## Given task:
Transcribe all the entries word for word, but omit the images.

▼▼▼

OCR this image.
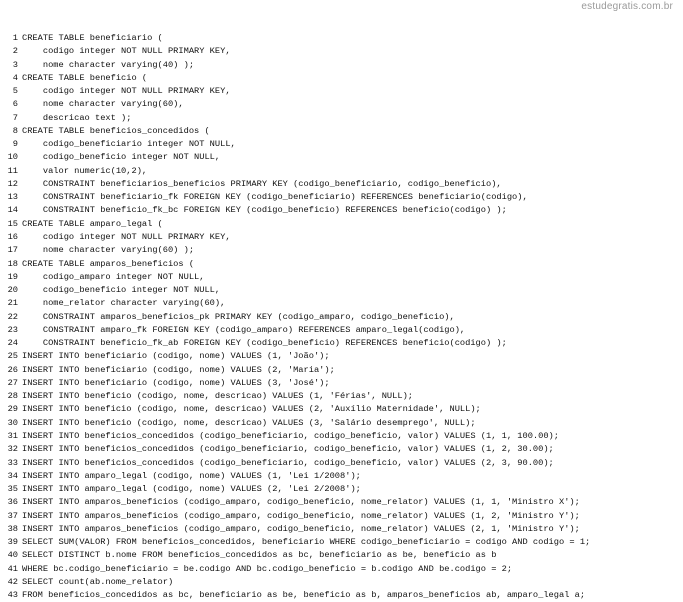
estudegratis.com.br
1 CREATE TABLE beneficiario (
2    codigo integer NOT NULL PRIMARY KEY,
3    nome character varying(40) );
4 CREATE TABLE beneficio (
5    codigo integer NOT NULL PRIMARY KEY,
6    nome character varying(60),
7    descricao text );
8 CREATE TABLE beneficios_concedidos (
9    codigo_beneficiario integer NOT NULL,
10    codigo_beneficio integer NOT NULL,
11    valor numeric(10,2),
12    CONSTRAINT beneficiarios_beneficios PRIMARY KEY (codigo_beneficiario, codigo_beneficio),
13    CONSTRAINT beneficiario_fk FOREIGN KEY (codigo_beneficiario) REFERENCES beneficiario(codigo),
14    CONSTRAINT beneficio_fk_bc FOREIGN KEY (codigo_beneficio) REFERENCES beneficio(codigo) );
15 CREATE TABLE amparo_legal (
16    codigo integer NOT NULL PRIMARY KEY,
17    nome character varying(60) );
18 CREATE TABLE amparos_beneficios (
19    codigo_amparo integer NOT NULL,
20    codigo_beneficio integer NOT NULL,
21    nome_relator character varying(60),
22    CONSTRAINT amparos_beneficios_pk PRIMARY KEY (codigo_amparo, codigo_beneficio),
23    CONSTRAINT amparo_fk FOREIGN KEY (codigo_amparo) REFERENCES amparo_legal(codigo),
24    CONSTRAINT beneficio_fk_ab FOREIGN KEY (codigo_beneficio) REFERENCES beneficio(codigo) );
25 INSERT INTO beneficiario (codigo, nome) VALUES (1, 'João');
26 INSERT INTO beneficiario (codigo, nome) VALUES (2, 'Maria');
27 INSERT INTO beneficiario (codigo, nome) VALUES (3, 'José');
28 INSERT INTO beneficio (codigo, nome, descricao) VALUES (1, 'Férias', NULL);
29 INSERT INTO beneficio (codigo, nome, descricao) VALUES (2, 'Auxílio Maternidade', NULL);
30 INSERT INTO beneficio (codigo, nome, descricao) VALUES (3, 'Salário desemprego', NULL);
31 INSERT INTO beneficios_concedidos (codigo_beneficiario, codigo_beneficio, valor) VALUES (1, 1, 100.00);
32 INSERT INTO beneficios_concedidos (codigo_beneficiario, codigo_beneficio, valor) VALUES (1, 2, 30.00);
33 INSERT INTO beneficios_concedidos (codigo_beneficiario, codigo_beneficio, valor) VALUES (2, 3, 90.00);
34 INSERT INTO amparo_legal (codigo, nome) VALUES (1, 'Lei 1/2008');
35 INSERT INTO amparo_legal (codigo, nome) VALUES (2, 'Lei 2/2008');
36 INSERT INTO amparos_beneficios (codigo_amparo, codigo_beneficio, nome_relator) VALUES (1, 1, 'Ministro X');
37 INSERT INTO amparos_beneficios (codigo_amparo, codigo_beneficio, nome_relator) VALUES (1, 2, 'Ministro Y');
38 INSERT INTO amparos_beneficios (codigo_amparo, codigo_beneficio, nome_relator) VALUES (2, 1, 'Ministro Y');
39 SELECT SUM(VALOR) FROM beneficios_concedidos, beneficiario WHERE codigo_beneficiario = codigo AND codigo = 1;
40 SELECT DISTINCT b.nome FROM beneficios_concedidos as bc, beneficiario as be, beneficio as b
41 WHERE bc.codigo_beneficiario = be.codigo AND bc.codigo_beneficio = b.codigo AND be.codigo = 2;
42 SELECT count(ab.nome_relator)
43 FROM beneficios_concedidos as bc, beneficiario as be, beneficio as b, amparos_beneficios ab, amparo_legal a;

▲▲▲

## Output for this exercise:
OCR this image.
estudegratis.com.br
1 CREATE TABLE beneficiario (
2    codigo integer NOT NULL PRIMARY KEY,
3    nome character varying(40) );
4 CREATE TABLE beneficio (
5    codigo integer NOT NULL PRIMARY KEY,
6    nome character varying(60),
7    descricao text );
8 CREATE TABLE beneficios_concedidos (
9    codigo_beneficiario integer NOT NULL,
10    codigo_beneficio integer NOT NULL,
11    valor numeric(10,2),
12    CONSTRAINT beneficiarios_beneficios PRIMARY KEY (codigo_beneficiario, codigo_beneficio),
13    CONSTRAINT beneficiario_fk FOREIGN KEY (codigo_beneficiario) REFERENCES beneficiario(codigo),
14    CONSTRAINT beneficio_fk_bc FOREIGN KEY (codigo_beneficio) REFERENCES beneficio(codigo) );
15 CREATE TABLE amparo_legal (
16    codigo integer NOT NULL PRIMARY KEY,
17    nome character varying(60) );
18 CREATE TABLE amparos_beneficios (
19    codigo_amparo integer NOT NULL,
20    codigo_beneficio integer NOT NULL,
21    nome_relator character varying(60),
22    CONSTRAINT amparos_beneficios_pk PRIMARY KEY (codigo_amparo, codigo_beneficio),
23    CONSTRAINT amparo_fk FOREIGN KEY (codigo_amparo) REFERENCES amparo_legal(codigo),
24    CONSTRAINT beneficio_fk_ab FOREIGN KEY (codigo_beneficio) REFERENCES beneficio(codigo) );
25 INSERT INTO beneficiario (codigo, nome) VALUES (1, 'João');
26 INSERT INTO beneficiario (codigo, nome) VALUES (2, 'Maria');
27 INSERT INTO beneficiario (codigo, nome) VALUES (3, 'José');
28 INSERT INTO beneficio (codigo, nome, descricao) VALUES (1, 'Férias', NULL);
29 INSERT INTO beneficio (codigo, nome, descricao) VALUES (2, 'Auxílio Maternidade', NULL);
30 INSERT INTO beneficio (codigo, nome, descricao) VALUES (3, 'Salário desemprego', NULL);
31 INSERT INTO beneficios_concedidos (codigo_beneficiario, codigo_beneficio, valor) VALUES (1, 1, 100.00);
32 INSERT INTO beneficios_concedidos (codigo_beneficiario, codigo_beneficio, valor) VALUES (1, 2, 30.00);
33 INSERT INTO beneficios_concedidos (codigo_beneficiario, codigo_beneficio, valor) VALUES (2, 3, 90.00);
34 INSERT INTO amparo_legal (codigo, nome) VALUES (1, 'Lei 1/2008');
35 INSERT INTO amparo_legal (codigo, nome) VALUES (2, 'Lei 2/2008');
36 INSERT INTO amparos_beneficios (codigo_amparo, codigo_beneficio, nome_relator) VALUES (1, 1, 'Ministro X');
37 INSERT INTO amparos_beneficios (codigo_amparo, codigo_beneficio, nome_relator) VALUES (1, 2, 'Ministro Y');
38 INSERT INTO amparos_beneficios (codigo_amparo, codigo_beneficio, nome_relator) VALUES (2, 1, 'Ministro Y');
39 SELECT SUM(VALOR) FROM beneficios_concedidos, beneficiario WHERE codigo_beneficiario = codigo AND codigo = 1;
40 SELECT DISTINCT b.nome FROM beneficios_concedidos as bc, beneficiario as be, beneficio as b
41 WHERE bc.codigo_beneficiario = be.codigo AND bc.codigo_beneficio = b.codigo AND be.codigo = 2;
42 SELECT count(ab.nome_relator)
43 FROM beneficios_concedidos as bc, beneficiario as be, beneficio as b, amparos_beneficios ab, amparo_legal a;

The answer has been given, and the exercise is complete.